[Figure collection entries]
▬▬▬

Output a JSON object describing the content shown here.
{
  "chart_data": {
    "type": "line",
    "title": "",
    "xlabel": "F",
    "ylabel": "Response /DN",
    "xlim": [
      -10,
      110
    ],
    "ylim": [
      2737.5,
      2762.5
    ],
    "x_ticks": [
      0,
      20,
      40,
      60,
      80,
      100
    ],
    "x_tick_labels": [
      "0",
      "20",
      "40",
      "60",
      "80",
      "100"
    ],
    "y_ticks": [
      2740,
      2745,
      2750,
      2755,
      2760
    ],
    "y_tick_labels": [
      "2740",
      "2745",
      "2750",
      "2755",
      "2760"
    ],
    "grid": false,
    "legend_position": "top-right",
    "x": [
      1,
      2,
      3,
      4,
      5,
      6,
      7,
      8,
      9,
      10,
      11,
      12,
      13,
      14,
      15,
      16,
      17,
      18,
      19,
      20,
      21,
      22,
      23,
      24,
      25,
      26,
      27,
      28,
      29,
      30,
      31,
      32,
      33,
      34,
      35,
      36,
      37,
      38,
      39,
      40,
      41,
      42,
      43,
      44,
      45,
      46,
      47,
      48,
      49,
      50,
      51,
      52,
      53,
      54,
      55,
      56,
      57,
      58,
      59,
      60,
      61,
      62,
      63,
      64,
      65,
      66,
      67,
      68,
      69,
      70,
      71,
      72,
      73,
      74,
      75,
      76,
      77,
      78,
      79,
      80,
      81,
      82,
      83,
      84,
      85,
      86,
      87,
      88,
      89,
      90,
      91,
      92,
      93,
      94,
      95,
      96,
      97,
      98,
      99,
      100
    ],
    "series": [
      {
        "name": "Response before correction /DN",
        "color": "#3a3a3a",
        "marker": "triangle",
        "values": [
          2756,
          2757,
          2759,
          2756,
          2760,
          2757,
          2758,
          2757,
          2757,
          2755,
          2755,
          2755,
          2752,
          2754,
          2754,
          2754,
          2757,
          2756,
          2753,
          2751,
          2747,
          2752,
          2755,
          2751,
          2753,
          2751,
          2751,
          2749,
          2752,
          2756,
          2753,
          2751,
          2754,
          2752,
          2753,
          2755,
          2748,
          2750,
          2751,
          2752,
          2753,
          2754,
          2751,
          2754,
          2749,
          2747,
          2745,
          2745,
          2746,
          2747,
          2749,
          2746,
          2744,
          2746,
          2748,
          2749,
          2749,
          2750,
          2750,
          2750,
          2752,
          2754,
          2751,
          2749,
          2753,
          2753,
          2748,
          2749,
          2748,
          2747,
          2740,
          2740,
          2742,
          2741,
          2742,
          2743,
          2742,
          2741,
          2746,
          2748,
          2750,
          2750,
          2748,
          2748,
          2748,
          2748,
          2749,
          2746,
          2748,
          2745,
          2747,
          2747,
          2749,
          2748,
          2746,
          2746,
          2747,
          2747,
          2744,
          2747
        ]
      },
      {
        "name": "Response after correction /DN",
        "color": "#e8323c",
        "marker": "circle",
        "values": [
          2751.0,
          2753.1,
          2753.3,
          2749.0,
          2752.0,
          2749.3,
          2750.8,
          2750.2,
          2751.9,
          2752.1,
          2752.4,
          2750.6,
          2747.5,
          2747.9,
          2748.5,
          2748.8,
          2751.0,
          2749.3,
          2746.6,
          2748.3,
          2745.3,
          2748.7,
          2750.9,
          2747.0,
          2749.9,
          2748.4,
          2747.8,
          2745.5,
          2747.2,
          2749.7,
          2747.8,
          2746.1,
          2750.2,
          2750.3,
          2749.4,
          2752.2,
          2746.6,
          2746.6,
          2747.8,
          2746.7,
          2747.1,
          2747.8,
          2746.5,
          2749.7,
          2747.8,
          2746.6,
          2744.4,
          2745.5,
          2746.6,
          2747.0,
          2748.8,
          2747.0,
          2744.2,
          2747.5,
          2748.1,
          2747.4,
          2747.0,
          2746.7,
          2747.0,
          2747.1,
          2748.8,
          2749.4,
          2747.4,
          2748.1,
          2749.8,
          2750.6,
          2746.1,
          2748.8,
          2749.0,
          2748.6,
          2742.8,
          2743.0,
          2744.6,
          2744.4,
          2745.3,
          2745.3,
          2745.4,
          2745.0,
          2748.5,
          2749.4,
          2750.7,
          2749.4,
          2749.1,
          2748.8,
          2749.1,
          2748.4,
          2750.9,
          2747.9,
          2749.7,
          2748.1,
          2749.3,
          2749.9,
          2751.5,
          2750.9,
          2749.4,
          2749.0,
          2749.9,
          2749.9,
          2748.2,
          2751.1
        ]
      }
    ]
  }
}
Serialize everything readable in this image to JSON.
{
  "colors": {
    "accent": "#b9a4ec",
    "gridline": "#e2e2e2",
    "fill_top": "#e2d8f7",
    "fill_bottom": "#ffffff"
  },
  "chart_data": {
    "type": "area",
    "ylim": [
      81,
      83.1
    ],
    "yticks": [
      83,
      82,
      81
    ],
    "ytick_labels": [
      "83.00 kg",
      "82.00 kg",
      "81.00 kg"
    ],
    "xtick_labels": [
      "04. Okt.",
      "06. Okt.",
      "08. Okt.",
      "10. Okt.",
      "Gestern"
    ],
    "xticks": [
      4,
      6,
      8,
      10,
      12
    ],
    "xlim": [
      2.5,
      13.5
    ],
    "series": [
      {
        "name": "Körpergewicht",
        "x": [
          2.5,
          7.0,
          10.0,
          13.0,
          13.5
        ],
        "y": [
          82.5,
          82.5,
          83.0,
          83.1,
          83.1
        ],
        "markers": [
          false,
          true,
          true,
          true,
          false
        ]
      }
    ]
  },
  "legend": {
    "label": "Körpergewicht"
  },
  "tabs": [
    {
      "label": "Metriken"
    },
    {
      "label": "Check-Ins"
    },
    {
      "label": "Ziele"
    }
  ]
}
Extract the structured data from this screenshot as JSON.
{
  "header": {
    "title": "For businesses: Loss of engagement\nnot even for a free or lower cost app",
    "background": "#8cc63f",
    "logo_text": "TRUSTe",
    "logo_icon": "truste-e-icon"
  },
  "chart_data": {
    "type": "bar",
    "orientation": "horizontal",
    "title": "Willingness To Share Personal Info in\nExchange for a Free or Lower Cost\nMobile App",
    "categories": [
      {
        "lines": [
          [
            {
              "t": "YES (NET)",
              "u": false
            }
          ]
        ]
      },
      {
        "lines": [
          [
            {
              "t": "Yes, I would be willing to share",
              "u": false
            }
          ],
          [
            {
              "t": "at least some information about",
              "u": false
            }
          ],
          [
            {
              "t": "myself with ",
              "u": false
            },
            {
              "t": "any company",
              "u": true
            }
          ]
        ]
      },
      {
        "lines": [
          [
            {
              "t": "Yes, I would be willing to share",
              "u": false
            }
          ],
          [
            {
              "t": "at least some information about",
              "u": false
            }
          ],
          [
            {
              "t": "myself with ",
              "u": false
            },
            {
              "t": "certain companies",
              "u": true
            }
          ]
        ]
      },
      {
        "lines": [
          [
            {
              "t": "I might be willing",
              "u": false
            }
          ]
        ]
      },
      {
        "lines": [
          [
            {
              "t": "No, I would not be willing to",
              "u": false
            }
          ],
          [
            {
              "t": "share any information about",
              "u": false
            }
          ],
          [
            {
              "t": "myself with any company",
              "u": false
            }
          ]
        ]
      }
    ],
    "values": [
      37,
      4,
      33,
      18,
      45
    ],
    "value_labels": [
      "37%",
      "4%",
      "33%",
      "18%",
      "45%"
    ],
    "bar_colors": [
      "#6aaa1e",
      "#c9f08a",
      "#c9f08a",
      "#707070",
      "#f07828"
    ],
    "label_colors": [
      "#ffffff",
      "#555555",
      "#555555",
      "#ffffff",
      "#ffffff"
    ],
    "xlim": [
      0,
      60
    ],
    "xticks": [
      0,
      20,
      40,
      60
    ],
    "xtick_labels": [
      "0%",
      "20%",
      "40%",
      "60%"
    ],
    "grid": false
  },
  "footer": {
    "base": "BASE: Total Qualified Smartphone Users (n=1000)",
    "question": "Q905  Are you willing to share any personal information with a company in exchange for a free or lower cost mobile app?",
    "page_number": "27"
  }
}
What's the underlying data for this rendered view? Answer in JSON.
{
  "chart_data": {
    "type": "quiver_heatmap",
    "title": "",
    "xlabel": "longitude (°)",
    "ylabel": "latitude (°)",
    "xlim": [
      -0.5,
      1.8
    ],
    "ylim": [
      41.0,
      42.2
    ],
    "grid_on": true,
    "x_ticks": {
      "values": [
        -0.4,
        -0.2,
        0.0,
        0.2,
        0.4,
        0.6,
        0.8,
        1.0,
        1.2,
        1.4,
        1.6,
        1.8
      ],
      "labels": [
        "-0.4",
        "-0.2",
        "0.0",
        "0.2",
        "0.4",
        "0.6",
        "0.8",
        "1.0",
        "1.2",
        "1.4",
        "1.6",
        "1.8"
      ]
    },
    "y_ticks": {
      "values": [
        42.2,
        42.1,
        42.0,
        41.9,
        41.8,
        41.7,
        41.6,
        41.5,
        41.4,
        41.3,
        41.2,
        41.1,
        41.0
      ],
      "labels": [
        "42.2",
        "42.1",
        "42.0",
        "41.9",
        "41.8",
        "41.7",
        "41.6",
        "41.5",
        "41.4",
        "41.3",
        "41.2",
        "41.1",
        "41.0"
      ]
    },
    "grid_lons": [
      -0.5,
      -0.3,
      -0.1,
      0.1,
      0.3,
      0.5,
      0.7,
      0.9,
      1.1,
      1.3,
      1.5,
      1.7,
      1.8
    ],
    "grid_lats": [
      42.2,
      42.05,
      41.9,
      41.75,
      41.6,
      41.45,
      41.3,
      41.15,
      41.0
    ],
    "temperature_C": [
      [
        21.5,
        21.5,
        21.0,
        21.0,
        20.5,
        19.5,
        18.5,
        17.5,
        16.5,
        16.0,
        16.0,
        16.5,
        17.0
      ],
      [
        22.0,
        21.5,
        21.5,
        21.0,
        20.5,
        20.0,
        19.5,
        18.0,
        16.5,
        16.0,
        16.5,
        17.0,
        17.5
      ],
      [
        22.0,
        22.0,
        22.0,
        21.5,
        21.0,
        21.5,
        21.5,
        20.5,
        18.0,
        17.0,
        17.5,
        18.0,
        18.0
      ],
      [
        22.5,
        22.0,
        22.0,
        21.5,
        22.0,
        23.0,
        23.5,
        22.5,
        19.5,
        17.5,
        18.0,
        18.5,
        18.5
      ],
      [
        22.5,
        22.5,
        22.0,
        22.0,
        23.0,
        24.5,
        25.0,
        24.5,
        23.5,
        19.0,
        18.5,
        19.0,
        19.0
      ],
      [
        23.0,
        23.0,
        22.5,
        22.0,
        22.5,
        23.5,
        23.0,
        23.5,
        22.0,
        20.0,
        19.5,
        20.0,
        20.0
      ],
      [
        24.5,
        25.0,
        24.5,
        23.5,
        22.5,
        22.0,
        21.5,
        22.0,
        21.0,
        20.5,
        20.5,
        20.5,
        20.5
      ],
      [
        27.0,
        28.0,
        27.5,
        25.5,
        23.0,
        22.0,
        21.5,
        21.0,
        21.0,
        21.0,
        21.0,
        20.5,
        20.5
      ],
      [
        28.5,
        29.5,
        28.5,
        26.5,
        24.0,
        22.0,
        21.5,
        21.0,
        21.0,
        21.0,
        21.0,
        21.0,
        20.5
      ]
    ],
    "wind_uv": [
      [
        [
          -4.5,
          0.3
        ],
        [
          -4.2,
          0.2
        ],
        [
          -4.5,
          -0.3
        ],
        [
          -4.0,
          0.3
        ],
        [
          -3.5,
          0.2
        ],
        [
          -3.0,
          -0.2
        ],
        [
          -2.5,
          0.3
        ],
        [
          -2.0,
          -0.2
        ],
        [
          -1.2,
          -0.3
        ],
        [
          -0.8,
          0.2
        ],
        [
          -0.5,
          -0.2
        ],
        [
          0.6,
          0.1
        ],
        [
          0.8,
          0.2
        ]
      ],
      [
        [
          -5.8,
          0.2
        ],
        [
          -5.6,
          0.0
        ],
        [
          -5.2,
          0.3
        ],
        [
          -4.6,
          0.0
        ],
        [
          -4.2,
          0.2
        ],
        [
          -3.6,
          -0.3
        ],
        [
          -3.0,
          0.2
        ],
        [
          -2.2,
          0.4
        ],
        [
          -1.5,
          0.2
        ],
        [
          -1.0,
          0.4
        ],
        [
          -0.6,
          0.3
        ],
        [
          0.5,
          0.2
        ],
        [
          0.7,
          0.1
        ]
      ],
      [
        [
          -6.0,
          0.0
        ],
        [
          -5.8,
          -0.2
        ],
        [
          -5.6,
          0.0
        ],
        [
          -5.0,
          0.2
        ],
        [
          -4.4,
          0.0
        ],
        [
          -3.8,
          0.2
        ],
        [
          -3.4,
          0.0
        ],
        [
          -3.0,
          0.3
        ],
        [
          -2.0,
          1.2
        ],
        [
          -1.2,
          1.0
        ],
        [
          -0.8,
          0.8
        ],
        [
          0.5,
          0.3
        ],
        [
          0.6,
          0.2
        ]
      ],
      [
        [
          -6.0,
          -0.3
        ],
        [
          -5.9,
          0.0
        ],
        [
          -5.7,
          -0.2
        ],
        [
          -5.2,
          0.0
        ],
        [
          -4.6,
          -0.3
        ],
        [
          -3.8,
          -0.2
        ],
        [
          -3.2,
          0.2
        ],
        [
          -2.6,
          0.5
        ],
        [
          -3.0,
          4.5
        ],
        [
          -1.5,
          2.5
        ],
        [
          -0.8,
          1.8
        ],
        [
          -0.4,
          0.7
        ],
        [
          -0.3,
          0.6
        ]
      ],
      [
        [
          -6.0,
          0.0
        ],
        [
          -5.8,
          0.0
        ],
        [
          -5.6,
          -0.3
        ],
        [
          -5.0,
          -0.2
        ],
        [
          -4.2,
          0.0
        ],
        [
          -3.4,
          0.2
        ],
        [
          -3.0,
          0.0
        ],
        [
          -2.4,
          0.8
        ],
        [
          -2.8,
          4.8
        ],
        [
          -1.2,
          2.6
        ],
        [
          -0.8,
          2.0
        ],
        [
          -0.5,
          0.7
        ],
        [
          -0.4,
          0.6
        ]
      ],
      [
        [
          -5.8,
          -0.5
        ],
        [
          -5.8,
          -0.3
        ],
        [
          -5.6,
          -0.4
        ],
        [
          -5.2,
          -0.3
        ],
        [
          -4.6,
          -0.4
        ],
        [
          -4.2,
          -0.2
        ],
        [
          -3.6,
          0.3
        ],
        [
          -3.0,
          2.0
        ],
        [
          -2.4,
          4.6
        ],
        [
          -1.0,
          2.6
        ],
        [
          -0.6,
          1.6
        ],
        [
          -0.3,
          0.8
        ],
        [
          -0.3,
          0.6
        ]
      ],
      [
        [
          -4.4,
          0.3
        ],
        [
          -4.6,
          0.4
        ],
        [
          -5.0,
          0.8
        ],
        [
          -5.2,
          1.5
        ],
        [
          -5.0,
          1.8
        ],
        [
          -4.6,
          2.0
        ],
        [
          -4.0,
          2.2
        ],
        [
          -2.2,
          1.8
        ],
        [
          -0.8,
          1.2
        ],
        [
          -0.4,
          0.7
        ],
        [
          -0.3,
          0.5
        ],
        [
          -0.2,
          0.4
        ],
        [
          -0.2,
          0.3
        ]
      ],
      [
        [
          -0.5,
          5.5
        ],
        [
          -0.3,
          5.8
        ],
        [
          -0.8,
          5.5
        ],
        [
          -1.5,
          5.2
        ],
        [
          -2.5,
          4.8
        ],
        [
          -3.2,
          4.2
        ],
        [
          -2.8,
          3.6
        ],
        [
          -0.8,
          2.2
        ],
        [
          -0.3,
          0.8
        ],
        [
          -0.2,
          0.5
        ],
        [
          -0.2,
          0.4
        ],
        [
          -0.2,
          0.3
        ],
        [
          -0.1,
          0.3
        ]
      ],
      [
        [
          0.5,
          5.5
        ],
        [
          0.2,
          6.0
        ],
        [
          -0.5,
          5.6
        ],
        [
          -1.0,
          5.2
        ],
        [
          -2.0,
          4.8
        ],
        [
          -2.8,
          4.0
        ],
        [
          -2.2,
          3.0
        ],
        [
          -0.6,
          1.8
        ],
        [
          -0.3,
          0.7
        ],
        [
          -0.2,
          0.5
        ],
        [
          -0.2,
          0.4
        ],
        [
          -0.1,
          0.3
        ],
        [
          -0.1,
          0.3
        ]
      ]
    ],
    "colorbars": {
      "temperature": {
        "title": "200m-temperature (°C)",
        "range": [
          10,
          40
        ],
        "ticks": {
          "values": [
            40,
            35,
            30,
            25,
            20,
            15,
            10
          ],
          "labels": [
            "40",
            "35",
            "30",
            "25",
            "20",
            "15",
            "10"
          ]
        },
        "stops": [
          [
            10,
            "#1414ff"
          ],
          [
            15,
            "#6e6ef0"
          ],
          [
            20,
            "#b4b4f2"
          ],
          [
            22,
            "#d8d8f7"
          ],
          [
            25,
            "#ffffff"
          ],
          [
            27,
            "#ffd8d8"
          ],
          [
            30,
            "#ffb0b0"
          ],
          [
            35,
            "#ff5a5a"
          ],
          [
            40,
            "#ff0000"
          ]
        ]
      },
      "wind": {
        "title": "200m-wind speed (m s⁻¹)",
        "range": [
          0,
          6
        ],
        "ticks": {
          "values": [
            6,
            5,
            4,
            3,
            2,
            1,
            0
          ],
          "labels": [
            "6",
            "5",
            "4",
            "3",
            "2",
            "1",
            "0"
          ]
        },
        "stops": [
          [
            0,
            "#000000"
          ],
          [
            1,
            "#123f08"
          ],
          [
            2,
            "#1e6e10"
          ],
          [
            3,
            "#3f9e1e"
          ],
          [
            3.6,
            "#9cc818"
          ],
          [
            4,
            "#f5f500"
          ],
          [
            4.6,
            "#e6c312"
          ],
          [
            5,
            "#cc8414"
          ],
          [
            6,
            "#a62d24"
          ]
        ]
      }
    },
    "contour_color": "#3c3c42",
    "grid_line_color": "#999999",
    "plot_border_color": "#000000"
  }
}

▬▬▬

■ DIRECTION: Identify each line in the records above containing the word "title"; copy those lines.

■ RESPONSE BELOW:
    "title": "",
    "title": "For businesses: Loss of engagement\nnot even for a free or lower cost app",
    "title": "Willingness To Share Personal Info in\nExchange for a Free or Lower Cost\nMobile App",
    "title": "",
        "title": "200m-temperature (°C)",
        "title": "200m-wind speed (m s⁻¹)",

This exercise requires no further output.